Document excerpt:
FIG. 4 illustrates neighborhood data content 410 that may be provided in a representative data structure of the invention. As shown, the content 410 may be provided for each neighborhood (or other informal space) in a geographic region or area to allow geocoding to be performed using such informal spaces (e.g., with the content 410 being provided to a search engine provider or otherwise used to build a geocoded database or data store). The content 410 includes a neighborhood geometry record 420 that includes the following fields: neighborhood identifier; name of the neighborhood; municipality or city containing the neighborhood (or primary city); region or state containing the neighborhood and city; and the polygon geometry (i.e., the boundary definition created for the neighborhood using methods described herein such as geographic coordinates defining outer edges of the neighborhood space). The content 410 also includes one or more records 430 for zip codes for the neighborhood that include the hood identifier 434 and a postal code or zip code field 438. A record 430 is typically provided for each zip code or postal code falling within the defined boundary of the neighborhood.

In some cases, a neighborhood may be located in two or more cities, and this is especially true when boundaries are combined in an additive manner with or without expanding the boundaries received as definitional input. Some neighborhoods may than straddle more than one city boundary. The content 410, in these cases, includes records 440 for neighborhoods that have this multiple city property. As shown, the records 440 include a hood ID 442, a city name 444, and a percent or fraction of the neighborhood in the particular city 448 (which may be used to provide a response to certain search requests on a neighborhood). The content 410 further includes a record 450 defining the neighborhood relationship attributes with a hood ID field 452, a relationship attribute 456, and a related hood ID field 458. This record 450 is useful because neighborhoods may overlap, nest (e.g., boundary is 100 percent contained within a larger boundary), or have the same boundary but different name (e.g., alias). When a search point returns more than one record, for example, it may be desirable that these relationships be available for use in resolving the result to one neighborhood. For example, the relationship attribute 456 may be used such as by applying the principle of dominance for overlapping neighborhoods to return the hood previously identified as important or dominant neighborhood. In some cases, the content 410 may include records 460 with fields for hood ID 462, a language 464, and the name of the neighborhood in that language 466, which may be useful for some regions (such as Europe and Canada) where neighborhood names within a single country have names in multiple languages.

The data format for the content 410 may vary widely to practice the invention such as, but not limited to, CSV and XML formats. The geometry coordinates may be provided in the Open Geospatial Consortium Well-Known Text (WKT) format, Geographic Markup Language (GML), or other useful conventions, with the geometry in some embodiments being polygon or multipolygon, and the neighborhood geometry coordinates may be based on the longitude/latitude decimal degrees (e.g., WGS 84 datum or the like). FIG. 5 illustrates a representative XML schema 500 in diagram form that may be used in some embodiments of the invention to create data content for a neighborhood data structure.

Problems:
1 – Answer these questions from the neighborhood data excerpt.
(a) Which two fields make up the zip code records 430?
(b) Which three fields do the records 440 contain?
(c) Which two data formats are given as examples for the content 410?
2 – Continue the neighborhood data excerpt, starting right after its final sentence.
The data that comes after this point is separate material and is not part of the neighborhood data excerpt.

Supplied material:
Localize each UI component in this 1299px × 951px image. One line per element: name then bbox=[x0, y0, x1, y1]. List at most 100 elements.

Replies:
1 –
(a) The hood identifier 434 and a postal code or zip code field 438.
(b) A hood ID 442, a city name 444, and a percent or fraction of the neighborhood in the particular city 448.
(c) CSV and XML.

2 –
FIG. 6 illustrates a map or image 600 of one representative urban area or geographic region. As shown, a single neighborhood has a first and second definition of its boundaries 610 and 620. These boundaries 610, 620 are shown according to one embodiment of the invention to illustrate how an expansion may be applied to move the boundaries 610, 620 outward so as not to fall on the center of roads or streets, such as streets 612, or to otherwise provide a larger coverage to provide more positive matches for geographic, neighborhood-based queries (e.g., by expanding one or more side of a polygon outward a traction of a mile or more). As shown, the boundaries 610, 620 are defined differently to include differing space or areas. Instead of choosing one definition, a single boundary is preferably generated by combining the boundaries 610, 620 in an additive manner (as explained below) to include at least all the areas within both boundaries 610, 620 (e.g., before or after modification of each of the boundaries or of particular polygon boundary sides or defining points).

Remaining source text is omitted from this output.